Copy every line in which the string "link" occurs.

Stored data:

Begin

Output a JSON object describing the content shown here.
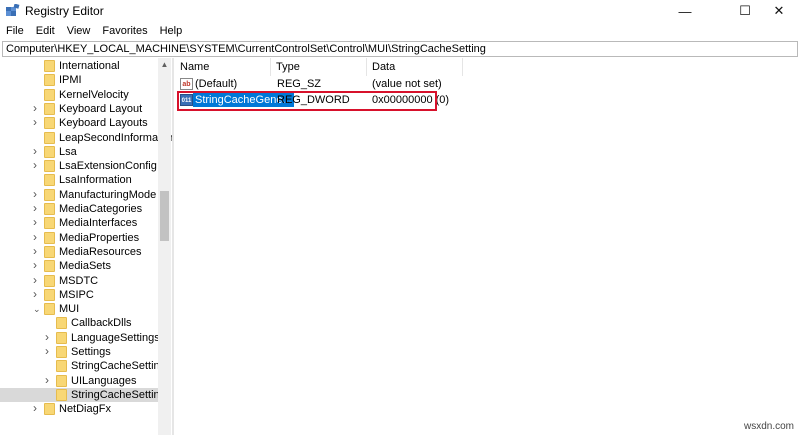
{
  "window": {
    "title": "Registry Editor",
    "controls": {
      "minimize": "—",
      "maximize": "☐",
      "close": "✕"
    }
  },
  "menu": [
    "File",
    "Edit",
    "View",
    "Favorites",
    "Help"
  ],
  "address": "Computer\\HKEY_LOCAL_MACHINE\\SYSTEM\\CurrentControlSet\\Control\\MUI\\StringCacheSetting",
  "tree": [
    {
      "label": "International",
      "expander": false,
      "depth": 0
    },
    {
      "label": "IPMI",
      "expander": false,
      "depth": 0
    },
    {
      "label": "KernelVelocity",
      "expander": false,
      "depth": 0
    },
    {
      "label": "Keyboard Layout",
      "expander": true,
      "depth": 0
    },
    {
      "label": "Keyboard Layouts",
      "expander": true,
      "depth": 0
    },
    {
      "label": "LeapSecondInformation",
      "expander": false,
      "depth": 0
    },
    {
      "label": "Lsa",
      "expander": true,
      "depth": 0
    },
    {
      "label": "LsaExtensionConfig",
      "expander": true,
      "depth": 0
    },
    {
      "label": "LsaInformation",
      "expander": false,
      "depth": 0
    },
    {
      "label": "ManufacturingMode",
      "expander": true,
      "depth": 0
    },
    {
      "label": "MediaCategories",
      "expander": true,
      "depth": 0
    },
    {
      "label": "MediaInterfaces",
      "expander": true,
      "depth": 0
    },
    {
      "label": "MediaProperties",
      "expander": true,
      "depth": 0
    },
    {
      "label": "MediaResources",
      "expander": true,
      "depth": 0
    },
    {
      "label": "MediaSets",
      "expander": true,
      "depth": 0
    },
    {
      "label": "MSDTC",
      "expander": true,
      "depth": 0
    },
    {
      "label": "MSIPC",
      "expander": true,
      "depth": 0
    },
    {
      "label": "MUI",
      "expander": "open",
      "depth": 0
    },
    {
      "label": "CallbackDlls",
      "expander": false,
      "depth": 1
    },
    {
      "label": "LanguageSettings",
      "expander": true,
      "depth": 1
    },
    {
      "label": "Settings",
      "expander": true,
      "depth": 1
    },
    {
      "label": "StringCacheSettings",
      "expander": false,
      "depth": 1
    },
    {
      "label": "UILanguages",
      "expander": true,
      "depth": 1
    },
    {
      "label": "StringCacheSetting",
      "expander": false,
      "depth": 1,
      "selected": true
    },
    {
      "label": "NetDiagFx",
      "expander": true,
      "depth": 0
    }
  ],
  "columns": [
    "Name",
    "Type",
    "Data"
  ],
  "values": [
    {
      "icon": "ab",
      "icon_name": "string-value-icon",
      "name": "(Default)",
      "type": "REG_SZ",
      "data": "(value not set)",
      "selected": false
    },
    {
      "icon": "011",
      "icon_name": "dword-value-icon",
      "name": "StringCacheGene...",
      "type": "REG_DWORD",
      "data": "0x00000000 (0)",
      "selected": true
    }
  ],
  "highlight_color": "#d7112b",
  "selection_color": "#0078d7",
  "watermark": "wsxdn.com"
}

End
Begin

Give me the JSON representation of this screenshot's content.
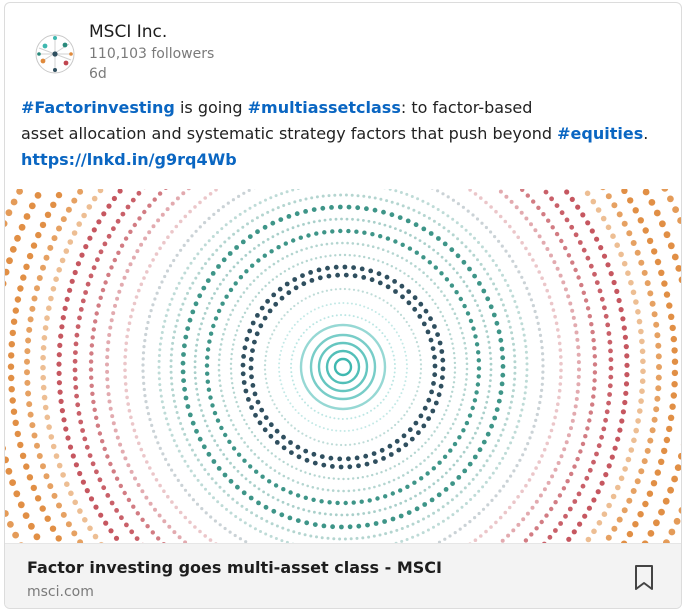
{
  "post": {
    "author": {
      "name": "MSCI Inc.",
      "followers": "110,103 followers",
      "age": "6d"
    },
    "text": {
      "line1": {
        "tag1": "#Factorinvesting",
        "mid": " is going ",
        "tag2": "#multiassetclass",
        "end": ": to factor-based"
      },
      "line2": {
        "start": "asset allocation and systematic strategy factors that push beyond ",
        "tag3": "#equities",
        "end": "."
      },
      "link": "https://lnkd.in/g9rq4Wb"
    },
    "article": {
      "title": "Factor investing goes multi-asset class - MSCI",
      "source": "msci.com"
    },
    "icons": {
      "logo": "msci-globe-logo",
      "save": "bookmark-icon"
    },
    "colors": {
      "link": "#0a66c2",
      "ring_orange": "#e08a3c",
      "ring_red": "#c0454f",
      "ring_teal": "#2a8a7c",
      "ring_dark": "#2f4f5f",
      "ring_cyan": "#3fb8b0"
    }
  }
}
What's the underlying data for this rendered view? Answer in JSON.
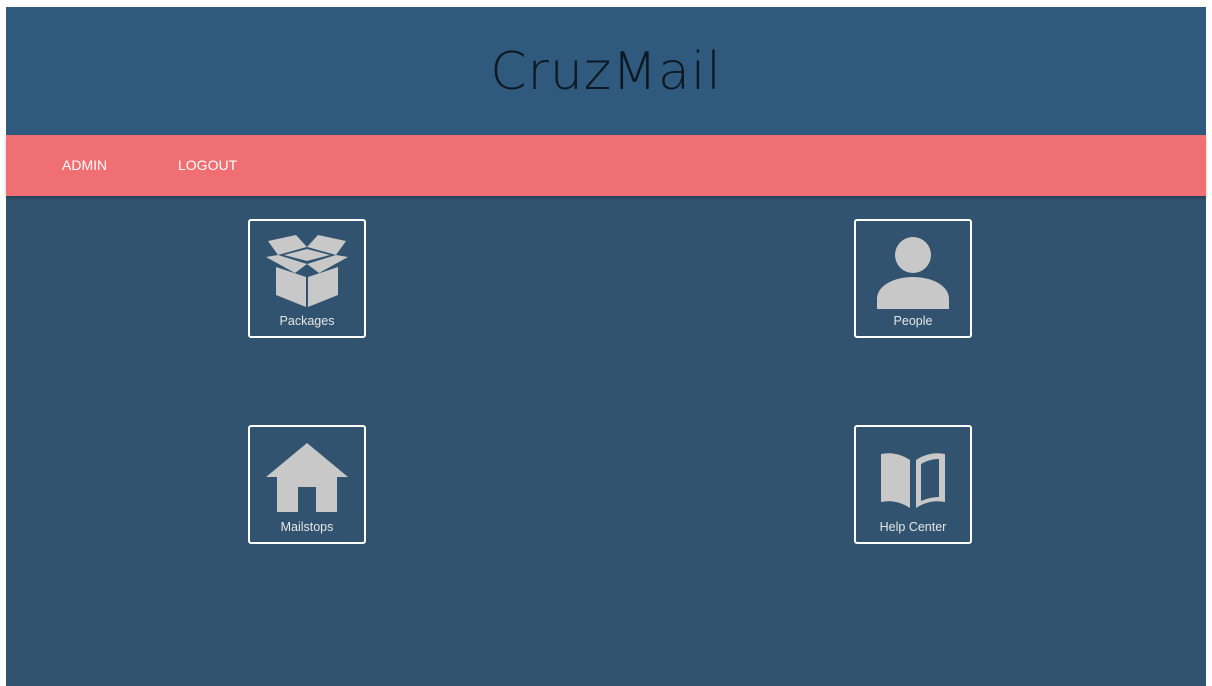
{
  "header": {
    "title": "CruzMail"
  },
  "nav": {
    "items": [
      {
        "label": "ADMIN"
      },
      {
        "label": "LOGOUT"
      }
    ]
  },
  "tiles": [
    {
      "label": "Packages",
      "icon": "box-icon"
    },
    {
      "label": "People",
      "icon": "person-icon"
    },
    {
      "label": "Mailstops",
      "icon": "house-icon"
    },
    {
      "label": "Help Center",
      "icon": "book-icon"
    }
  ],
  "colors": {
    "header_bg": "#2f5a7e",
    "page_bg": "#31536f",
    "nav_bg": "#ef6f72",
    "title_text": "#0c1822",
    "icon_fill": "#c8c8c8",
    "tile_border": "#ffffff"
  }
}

End

> _Task output_:
      "link": "https://lnkd.in/g9rq4Wb"
      "link": "#0a66c2",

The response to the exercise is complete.